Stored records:
——————————

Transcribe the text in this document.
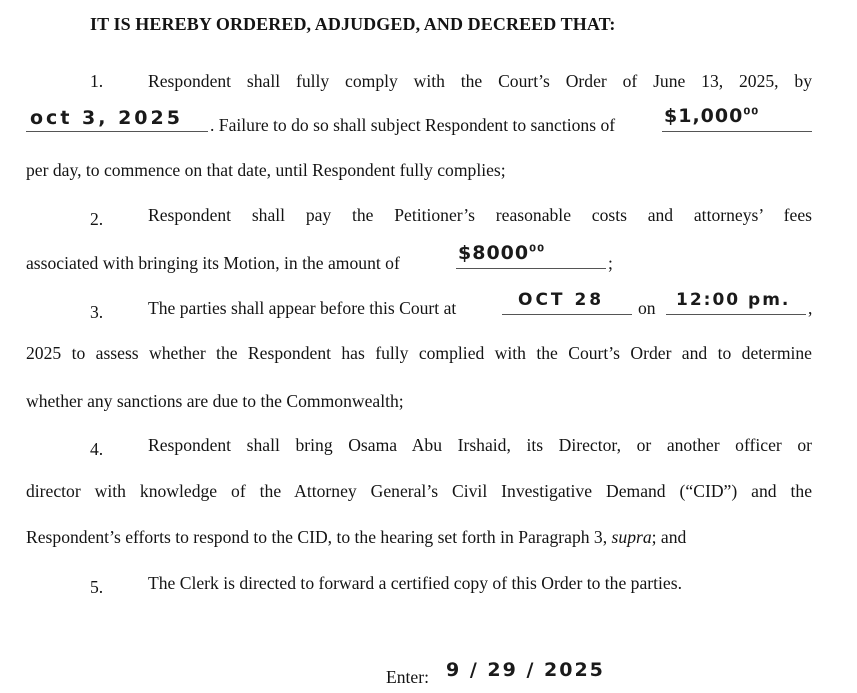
IT IS HEREBY ORDERED, ADJUDGED, AND DECREED THAT:
1.	Respondent shall fully comply with the Court’s Order of June 13, 2025, by
oct 3, 2025 . Failure to do so shall subject Respondent to sanctions of	$1,000$^{00}$
per day, to commence on that date, until Respondent fully complies;
2.	Respondent shall pay the Petitioner’s reasonable costs and attorneys’ fees
associated with bringing its Motion, in the amount of	$8000$^{00}$
;
3.	The parties shall appear before this Court at	OCT 28 on 12:00 pm. ,
2025 to assess whether the Respondent has fully complied with the Court’s Order and to determine
whether any sanctions are due to the Commonwealth;
4.	Respondent shall bring Osama Abu Irshaid, its Director, or another officer or
director with knowledge of the Attorney General’s Civil Investigative Demand (“CID”) and the
Respondent’s efforts to respond to the CID, to the hearing set forth in Paragraph 3, supra; and
5.	The Clerk is directed to forward a certified copy of this Order to the parties.
Enter: 9 / 29 / 2025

——————————

## INSTRUCTIONS TO FOLLOW
Your answer should be a single number: the count of lines in these records that hold the string "this".

## TASK SOLUTION
3